[Stored data]
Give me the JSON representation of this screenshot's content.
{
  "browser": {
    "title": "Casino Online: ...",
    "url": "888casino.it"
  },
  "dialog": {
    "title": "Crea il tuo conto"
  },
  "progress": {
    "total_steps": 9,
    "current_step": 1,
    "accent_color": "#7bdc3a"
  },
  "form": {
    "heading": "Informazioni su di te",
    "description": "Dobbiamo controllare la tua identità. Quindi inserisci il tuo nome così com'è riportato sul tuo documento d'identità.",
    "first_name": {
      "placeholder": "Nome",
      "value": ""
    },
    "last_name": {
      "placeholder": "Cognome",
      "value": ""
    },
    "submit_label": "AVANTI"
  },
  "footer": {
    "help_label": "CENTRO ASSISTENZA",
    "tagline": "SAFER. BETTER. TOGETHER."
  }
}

TASK DIRECTIONS: Word for word, extract all the records.

SOLUTION TO THIS TASK:
Give me the JSON representation of this screenshot's content.
{
  "browser": {
    "title": "Casino Online: ...",
    "url": "888casino.it"
  },
  "dialog": {
    "title": "Crea il tuo conto"
  },
  "progress": {
    "total_steps": 9,
    "current_step": 1,
    "accent_color": "#7bdc3a"
  },
  "form": {
    "heading": "Informazioni su di te",
    "description": "Dobbiamo controllare la tua identità. Quindi inserisci il tuo nome così com'è riportato sul tuo documento d'identità.",
    "first_name": {
      "placeholder": "Nome",
      "value": ""
    },
    "last_name": {
      "placeholder": "Cognome",
      "value": ""
    },
    "submit_label": "AVANTI"
  },
  "footer": {
    "help_label": "CENTRO ASSISTENZA",
    "tagline": "SAFER. BETTER. TOGETHER."
  }
}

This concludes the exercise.